** Begin Provided data **

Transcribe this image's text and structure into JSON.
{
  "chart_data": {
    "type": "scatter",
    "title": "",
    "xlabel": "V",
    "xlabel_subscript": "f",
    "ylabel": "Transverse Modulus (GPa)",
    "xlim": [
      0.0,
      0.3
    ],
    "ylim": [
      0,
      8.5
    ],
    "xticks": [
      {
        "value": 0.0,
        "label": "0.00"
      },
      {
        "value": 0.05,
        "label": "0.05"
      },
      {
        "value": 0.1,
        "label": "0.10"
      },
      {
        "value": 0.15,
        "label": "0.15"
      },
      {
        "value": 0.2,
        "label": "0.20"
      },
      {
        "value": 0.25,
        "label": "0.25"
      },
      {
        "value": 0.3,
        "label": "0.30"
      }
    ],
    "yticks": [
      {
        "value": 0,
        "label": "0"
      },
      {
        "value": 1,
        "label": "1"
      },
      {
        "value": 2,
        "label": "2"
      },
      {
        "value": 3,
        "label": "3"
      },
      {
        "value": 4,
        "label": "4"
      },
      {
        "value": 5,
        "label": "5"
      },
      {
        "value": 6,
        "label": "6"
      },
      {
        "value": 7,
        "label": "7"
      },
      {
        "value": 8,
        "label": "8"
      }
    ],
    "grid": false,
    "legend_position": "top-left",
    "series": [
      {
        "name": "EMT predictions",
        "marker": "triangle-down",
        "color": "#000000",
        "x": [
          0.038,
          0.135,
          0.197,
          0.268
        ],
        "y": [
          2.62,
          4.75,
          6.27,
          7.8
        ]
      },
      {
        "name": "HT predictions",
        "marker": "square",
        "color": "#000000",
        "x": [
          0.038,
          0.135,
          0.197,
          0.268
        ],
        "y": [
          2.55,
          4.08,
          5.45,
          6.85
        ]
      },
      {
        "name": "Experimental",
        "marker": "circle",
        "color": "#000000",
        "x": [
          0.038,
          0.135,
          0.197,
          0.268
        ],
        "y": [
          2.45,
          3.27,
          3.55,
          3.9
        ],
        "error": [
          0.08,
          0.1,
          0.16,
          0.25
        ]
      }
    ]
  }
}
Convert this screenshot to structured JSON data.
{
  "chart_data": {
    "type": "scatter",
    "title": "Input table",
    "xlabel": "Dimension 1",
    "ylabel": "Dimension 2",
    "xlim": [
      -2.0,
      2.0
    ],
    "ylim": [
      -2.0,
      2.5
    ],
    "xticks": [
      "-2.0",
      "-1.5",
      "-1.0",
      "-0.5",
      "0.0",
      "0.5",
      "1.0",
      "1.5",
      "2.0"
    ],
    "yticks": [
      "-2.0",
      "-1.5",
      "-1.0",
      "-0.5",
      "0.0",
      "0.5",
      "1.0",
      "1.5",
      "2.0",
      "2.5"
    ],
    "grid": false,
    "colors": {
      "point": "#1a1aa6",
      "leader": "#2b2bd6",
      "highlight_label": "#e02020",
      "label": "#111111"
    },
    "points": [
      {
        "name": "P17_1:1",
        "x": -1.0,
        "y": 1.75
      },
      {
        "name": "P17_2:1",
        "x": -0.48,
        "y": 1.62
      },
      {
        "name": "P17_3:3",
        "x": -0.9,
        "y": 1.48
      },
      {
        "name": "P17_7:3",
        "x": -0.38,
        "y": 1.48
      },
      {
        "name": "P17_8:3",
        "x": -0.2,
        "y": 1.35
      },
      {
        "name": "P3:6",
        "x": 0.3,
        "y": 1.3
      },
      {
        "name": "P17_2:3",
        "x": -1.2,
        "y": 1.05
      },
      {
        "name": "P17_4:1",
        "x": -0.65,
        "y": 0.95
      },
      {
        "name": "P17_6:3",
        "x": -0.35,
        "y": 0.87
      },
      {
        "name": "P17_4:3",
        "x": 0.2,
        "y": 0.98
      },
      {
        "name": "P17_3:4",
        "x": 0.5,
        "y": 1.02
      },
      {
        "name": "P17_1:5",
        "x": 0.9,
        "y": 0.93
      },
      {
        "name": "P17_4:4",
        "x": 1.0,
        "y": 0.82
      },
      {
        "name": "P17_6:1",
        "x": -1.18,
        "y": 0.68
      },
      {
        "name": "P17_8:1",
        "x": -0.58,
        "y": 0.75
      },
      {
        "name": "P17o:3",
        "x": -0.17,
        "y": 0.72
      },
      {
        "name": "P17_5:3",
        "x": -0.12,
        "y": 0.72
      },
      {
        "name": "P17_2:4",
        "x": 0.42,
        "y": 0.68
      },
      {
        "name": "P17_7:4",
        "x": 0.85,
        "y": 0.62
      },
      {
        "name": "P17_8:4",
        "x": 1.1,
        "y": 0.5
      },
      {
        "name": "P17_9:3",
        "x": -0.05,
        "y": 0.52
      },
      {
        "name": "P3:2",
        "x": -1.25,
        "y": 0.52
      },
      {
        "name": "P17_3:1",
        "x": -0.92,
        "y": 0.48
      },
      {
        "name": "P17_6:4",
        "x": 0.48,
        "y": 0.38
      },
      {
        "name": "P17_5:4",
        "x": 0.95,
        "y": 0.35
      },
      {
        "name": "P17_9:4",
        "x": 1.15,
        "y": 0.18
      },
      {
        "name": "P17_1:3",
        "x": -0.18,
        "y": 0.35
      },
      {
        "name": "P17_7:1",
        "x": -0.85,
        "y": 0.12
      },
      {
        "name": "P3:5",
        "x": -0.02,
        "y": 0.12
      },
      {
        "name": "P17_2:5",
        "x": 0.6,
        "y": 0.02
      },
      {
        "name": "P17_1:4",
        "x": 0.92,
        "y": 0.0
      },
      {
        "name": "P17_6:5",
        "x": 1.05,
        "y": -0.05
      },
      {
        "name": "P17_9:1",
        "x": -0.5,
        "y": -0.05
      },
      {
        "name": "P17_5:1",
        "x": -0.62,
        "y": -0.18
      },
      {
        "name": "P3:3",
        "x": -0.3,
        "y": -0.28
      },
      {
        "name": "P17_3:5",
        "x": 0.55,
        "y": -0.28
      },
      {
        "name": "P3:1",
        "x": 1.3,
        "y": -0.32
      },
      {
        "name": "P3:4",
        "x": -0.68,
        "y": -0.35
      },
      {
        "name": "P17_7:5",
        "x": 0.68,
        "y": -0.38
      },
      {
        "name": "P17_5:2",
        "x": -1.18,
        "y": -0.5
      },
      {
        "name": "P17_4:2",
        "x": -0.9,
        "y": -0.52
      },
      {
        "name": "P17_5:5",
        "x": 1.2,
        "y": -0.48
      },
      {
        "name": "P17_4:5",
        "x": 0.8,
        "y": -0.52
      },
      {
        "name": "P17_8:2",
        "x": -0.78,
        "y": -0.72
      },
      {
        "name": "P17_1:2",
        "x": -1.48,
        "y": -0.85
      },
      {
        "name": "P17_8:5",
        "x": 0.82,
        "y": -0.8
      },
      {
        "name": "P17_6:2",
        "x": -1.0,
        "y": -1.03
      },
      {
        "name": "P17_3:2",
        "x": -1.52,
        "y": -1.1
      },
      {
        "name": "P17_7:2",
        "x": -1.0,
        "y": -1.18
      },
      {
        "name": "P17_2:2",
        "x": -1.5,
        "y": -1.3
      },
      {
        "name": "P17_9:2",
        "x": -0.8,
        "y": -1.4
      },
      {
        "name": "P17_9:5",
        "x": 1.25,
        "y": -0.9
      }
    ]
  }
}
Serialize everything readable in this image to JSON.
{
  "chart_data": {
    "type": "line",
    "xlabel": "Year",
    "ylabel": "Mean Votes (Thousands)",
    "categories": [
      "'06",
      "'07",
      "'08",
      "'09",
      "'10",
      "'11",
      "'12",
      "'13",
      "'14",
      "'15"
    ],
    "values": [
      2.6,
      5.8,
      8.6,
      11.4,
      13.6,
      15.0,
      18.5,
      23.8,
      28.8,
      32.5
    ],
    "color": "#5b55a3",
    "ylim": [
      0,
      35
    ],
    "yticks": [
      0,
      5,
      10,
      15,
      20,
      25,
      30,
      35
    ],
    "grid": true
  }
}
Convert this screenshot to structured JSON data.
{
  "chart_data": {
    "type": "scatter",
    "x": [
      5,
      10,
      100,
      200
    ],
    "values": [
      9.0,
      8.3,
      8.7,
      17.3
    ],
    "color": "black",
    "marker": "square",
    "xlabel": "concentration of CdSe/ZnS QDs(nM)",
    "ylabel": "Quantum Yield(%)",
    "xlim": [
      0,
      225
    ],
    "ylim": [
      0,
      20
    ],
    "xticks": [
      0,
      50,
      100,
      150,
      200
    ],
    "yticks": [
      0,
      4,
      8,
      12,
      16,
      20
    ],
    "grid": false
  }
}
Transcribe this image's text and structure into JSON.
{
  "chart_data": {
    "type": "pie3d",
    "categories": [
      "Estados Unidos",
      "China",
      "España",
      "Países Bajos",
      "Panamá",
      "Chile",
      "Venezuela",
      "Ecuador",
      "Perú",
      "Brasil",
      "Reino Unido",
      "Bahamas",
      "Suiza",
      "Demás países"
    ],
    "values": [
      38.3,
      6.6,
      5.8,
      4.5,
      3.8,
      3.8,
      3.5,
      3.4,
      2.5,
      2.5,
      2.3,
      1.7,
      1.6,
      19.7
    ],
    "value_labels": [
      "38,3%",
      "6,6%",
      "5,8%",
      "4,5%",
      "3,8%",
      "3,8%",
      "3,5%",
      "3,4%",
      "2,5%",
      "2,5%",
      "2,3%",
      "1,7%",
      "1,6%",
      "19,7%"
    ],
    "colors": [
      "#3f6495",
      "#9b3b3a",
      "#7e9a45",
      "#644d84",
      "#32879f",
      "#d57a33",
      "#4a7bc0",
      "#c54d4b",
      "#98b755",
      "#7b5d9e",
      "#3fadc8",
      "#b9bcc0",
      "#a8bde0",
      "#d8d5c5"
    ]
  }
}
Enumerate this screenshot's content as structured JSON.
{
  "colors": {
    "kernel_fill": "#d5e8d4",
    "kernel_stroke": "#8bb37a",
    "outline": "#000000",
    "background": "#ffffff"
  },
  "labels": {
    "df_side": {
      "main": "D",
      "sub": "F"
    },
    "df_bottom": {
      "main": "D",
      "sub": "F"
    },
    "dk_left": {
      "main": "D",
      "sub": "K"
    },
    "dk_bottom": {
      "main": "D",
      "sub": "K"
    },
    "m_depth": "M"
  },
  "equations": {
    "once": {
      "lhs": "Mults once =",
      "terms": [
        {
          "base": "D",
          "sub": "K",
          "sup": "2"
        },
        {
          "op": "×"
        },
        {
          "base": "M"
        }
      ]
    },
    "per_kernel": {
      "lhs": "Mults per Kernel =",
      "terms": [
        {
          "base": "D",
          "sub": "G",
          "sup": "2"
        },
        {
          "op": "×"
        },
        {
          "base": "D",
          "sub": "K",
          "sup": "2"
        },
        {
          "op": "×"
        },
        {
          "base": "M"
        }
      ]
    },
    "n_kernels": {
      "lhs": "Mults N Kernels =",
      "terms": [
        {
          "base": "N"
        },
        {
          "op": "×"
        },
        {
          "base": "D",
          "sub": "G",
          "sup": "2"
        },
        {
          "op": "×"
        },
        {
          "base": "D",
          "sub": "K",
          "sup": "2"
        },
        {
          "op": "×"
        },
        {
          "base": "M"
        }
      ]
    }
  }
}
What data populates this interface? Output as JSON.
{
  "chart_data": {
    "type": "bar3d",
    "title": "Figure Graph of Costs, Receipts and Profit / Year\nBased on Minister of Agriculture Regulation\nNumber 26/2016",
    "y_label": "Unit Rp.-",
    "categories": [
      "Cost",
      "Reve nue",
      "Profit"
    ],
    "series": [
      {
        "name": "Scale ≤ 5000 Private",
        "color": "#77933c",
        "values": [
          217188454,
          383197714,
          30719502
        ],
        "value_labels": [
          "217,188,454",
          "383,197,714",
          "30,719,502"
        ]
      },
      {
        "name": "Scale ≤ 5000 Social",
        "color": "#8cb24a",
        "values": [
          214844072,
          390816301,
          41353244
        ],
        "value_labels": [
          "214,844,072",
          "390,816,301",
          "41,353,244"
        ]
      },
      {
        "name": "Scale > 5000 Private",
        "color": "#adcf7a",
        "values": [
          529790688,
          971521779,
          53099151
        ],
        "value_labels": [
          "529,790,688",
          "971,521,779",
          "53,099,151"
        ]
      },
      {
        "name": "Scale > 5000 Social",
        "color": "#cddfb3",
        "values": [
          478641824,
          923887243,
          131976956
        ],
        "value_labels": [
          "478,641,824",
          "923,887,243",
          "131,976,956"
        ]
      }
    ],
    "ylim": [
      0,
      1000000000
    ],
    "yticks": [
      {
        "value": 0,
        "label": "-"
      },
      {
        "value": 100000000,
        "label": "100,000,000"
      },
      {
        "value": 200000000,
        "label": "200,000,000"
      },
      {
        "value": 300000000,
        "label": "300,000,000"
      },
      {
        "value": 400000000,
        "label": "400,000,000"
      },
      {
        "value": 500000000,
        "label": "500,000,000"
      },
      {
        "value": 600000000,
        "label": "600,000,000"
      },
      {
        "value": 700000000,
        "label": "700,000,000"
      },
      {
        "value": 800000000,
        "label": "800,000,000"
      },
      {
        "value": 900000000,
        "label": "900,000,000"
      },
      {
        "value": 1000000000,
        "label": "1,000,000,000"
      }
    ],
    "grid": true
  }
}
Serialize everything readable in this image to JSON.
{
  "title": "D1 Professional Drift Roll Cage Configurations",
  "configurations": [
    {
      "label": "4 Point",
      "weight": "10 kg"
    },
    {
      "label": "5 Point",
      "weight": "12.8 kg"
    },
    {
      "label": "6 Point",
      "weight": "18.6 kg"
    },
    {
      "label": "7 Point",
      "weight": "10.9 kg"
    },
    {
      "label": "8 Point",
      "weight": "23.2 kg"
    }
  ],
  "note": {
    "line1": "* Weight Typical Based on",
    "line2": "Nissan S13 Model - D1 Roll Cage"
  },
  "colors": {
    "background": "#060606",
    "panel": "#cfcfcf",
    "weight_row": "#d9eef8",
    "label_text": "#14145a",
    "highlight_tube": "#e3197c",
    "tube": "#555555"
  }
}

** End Provided data **

### Exercise directions
Go through the data and gather every line that holds "predictions".

### Completed task
        "name": "EMT predictions",
        "name": "HT predictions",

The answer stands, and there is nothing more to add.